- Exercise objective -
Exact repetition of every entry is required.

- Given records -
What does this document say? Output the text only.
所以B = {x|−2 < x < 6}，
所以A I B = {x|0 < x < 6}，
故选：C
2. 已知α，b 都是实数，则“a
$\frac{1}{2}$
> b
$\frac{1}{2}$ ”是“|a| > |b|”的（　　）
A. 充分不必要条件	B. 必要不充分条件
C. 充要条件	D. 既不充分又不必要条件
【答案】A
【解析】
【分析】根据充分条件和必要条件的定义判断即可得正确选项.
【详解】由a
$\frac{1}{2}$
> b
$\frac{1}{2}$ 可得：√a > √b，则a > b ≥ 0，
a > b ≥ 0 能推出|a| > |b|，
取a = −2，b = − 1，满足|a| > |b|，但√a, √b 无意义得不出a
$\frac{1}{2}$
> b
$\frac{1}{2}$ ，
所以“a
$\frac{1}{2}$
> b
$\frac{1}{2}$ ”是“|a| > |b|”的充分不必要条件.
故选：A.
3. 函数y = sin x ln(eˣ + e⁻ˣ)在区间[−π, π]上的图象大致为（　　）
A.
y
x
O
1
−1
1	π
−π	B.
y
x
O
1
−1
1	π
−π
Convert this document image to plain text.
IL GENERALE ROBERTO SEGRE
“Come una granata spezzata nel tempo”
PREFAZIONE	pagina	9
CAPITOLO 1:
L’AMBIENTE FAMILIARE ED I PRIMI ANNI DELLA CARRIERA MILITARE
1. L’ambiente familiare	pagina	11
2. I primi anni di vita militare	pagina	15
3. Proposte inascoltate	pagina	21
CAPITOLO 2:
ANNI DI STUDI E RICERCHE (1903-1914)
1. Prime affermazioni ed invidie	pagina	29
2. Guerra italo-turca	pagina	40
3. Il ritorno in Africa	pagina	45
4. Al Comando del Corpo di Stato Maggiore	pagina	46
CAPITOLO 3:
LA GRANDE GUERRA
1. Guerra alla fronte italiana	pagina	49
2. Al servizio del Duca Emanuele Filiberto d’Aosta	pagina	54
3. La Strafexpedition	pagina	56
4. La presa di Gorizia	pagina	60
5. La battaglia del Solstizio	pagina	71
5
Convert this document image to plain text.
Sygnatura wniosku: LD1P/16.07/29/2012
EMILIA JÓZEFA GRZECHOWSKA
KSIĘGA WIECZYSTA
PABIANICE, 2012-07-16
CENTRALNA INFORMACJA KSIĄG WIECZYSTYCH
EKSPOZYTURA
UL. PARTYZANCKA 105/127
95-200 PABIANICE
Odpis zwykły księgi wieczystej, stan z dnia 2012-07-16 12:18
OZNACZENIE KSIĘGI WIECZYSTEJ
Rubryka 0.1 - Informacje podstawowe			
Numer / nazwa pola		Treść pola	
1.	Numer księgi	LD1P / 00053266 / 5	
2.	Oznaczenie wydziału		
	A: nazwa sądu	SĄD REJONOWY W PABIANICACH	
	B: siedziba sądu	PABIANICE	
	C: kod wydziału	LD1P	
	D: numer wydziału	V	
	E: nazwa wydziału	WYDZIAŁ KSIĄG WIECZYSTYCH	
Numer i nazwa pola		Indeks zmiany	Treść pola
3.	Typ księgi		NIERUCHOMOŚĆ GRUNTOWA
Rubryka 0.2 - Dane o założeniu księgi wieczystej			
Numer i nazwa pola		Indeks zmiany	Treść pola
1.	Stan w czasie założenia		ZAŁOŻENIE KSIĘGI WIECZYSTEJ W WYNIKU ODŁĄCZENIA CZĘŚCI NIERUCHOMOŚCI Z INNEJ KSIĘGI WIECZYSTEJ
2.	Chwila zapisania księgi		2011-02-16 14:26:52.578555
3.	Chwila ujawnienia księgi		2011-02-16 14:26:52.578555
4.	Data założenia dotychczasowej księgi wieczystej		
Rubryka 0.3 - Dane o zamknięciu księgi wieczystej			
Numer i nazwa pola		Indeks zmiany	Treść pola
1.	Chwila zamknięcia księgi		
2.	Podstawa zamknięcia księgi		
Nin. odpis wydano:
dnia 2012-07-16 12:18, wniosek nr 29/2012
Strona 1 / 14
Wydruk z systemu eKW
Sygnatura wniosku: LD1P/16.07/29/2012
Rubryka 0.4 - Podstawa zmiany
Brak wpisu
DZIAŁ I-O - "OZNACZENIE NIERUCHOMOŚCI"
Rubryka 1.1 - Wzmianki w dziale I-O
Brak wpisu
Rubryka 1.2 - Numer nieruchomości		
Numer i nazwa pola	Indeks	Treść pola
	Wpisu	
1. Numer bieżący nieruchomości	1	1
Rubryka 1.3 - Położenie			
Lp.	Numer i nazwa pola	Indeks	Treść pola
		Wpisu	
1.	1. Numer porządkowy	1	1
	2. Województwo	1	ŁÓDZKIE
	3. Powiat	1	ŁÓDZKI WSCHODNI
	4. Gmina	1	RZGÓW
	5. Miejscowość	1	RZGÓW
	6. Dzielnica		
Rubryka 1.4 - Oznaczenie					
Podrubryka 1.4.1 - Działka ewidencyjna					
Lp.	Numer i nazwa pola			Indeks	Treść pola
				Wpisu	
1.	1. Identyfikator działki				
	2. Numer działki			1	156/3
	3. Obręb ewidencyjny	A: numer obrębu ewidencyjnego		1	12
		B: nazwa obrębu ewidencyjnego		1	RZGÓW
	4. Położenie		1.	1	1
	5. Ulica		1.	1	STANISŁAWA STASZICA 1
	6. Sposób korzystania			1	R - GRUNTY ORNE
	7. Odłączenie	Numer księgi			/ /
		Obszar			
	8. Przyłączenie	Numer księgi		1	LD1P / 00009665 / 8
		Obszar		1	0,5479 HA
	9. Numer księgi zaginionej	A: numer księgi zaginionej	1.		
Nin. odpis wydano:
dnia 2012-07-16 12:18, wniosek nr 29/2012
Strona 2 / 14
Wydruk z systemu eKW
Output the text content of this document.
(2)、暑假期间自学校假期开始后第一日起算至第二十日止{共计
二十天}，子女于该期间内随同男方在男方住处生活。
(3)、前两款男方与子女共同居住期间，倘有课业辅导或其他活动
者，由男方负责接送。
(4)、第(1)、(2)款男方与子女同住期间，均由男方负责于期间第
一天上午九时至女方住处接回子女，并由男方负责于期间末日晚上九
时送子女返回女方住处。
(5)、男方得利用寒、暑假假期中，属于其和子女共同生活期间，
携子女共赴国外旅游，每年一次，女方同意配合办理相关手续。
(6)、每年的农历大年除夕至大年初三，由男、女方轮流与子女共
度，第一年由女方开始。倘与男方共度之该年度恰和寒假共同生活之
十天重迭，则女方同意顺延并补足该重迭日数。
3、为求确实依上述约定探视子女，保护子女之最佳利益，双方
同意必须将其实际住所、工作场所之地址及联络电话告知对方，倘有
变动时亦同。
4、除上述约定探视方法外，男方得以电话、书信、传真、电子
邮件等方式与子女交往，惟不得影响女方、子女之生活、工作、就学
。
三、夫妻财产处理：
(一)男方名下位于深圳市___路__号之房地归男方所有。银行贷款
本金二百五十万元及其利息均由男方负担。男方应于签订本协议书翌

- Solution for this problem -
What does this document say? Output the text only.
所以B = {x|−2 < x < 6}，
所以A I B = {x|0 < x < 6}，
故选：C
2. 已知α，b 都是实数，则“a
$\frac{1}{2}$
> b
$\frac{1}{2}$ ”是“|a| > |b|”的（　　）
A. 充分不必要条件	B. 必要不充分条件
C. 充要条件	D. 既不充分又不必要条件
【答案】A
【解析】
【分析】根据充分条件和必要条件的定义判断即可得正确选项.
【详解】由a
$\frac{1}{2}$
> b
$\frac{1}{2}$ 可得：√a > √b，则a > b ≥ 0，
a > b ≥ 0 能推出|a| > |b|，
取a = −2，b = − 1，满足|a| > |b|，但√a, √b 无意义得不出a
$\frac{1}{2}$
> b
$\frac{1}{2}$ ，
所以“a
$\frac{1}{2}$
> b
$\frac{1}{2}$ ”是“|a| > |b|”的充分不必要条件.
故选：A.
3. 函数y = sin x ln(eˣ + e⁻ˣ)在区间[−π, π]上的图象大致为（　　）
A.
y
x
O
1
−1
1	π
−π	B.
y
x
O
1
−1
1	π
−π
Convert this document image to plain text.
IL GENERALE ROBERTO SEGRE
“Come una granata spezzata nel tempo”
PREFAZIONE	pagina	9
CAPITOLO 1:
L’AMBIENTE FAMILIARE ED I PRIMI ANNI DELLA CARRIERA MILITARE
1. L’ambiente familiare	pagina	11
2. I primi anni di vita militare	pagina	15
3. Proposte inascoltate	pagina	21
CAPITOLO 2:
ANNI DI STUDI E RICERCHE (1903-1914)
1. Prime affermazioni ed invidie	pagina	29
2. Guerra italo-turca	pagina	40
3. Il ritorno in Africa	pagina	45
4. Al Comando del Corpo di Stato Maggiore	pagina	46
CAPITOLO 3:
LA GRANDE GUERRA
1. Guerra alla fronte italiana	pagina	49
2. Al servizio del Duca Emanuele Filiberto d’Aosta	pagina	54
3. La Strafexpedition	pagina	56
4. La presa di Gorizia	pagina	60
5. La battaglia del Solstizio	pagina	71
5
Convert this document image to plain text.
Sygnatura wniosku: LD1P/16.07/29/2012
EMILIA JÓZEFA GRZECHOWSKA
KSIĘGA WIECZYSTA
PABIANICE, 2012-07-16
CENTRALNA INFORMACJA KSIĄG WIECZYSTYCH
EKSPOZYTURA
UL. PARTYZANCKA 105/127
95-200 PABIANICE
Odpis zwykły księgi wieczystej, stan z dnia 2012-07-16 12:18
OZNACZENIE KSIĘGI WIECZYSTEJ
Rubryka 0.1 - Informacje podstawowe			
Numer / nazwa pola		Treść pola	
1.	Numer księgi	LD1P / 00053266 / 5	
2.	Oznaczenie wydziału		
	A: nazwa sądu	SĄD REJONOWY W PABIANICACH	
	B: siedziba sądu	PABIANICE	
	C: kod wydziału	LD1P	
	D: numer wydziału	V	
	E: nazwa wydziału	WYDZIAŁ KSIĄG WIECZYSTYCH	
Numer i nazwa pola		Indeks zmiany	Treść pola
3.	Typ księgi		NIERUCHOMOŚĆ GRUNTOWA
Rubryka 0.2 - Dane o założeniu księgi wieczystej			
Numer i nazwa pola		Indeks zmiany	Treść pola
1.	Stan w czasie założenia		ZAŁOŻENIE KSIĘGI WIECZYSTEJ W WYNIKU ODŁĄCZENIA CZĘŚCI NIERUCHOMOŚCI Z INNEJ KSIĘGI WIECZYSTEJ
2.	Chwila zapisania księgi		2011-02-16 14:26:52.578555
3.	Chwila ujawnienia księgi		2011-02-16 14:26:52.578555
4.	Data założenia dotychczasowej księgi wieczystej		
Rubryka 0.3 - Dane o zamknięciu księgi wieczystej			
Numer i nazwa pola		Indeks zmiany	Treść pola
1.	Chwila zamknięcia księgi		
2.	Podstawa zamknięcia księgi		
Nin. odpis wydano:
dnia 2012-07-16 12:18, wniosek nr 29/2012
Strona 1 / 14
Wydruk z systemu eKW
Sygnatura wniosku: LD1P/16.07/29/2012
Rubryka 0.4 - Podstawa zmiany
Brak wpisu
DZIAŁ I-O - "OZNACZENIE NIERUCHOMOŚCI"
Rubryka 1.1 - Wzmianki w dziale I-O
Brak wpisu
Rubryka 1.2 - Numer nieruchomości		
Numer i nazwa pola	Indeks	Treść pola
	Wpisu	
1. Numer bieżący nieruchomości	1	1
Rubryka 1.3 - Położenie			
Lp.	Numer i nazwa pola	Indeks	Treść pola
		Wpisu	
1.	1. Numer porządkowy	1	1
	2. Województwo	1	ŁÓDZKIE
	3. Powiat	1	ŁÓDZKI WSCHODNI
	4. Gmina	1	RZGÓW
	5. Miejscowość	1	RZGÓW
	6. Dzielnica		
Rubryka 1.4 - Oznaczenie					
Podrubryka 1.4.1 - Działka ewidencyjna					
Lp.	Numer i nazwa pola			Indeks	Treść pola
				Wpisu	
1.	1. Identyfikator działki				
	2. Numer działki			1	156/3
	3. Obręb ewidencyjny	A: numer obrębu ewidencyjnego		1	12
		B: nazwa obrębu ewidencyjnego		1	RZGÓW
	4. Położenie		1.	1	1
	5. Ulica		1.	1	STANISŁAWA STASZICA 1
	6. Sposób korzystania			1	R - GRUNTY ORNE
	7. Odłączenie	Numer księgi			/ /
		Obszar			
	8. Przyłączenie	Numer księgi		1	LD1P / 00009665 / 8
		Obszar		1	0,5479 HA
	9. Numer księgi zaginionej	A: numer księgi zaginionej	1.		
Nin. odpis wydano:
dnia 2012-07-16 12:18, wniosek nr 29/2012
Strona 2 / 14
Wydruk z systemu eKW
Output the text content of this document.
(2)、暑假期间自学校假期开始后第一日起算至第二十日止{共计
二十天}，子女于该期间内随同男方在男方住处生活。
(3)、前两款男方与子女共同居住期间，倘有课业辅导或其他活动
者，由男方负责接送。
(4)、第(1)、(2)款男方与子女同住期间，均由男方负责于期间第
一天上午九时至女方住处接回子女，并由男方负责于期间末日晚上九
时送子女返回女方住处。
(5)、男方得利用寒、暑假假期中，属于其和子女共同生活期间，
携子女共赴国外旅游，每年一次，女方同意配合办理相关手续。
(6)、每年的农历大年除夕至大年初三，由男、女方轮流与子女共
度，第一年由女方开始。倘与男方共度之该年度恰和寒假共同生活之
十天重迭，则女方同意顺延并补足该重迭日数。
3、为求确实依上述约定探视子女，保护子女之最佳利益，双方
同意必须将其实际住所、工作场所之地址及联络电话告知对方，倘有
变动时亦同。
4、除上述约定探视方法外，男方得以电话、书信、传真、电子
邮件等方式与子女交往，惟不得影响女方、子女之生活、工作、就学
。
三、夫妻财产处理：
(一)男方名下位于深圳市___路__号之房地归男方所有。银行贷款
本金二百五十万元及其利息均由男方负担。男方应于签订本协议书翌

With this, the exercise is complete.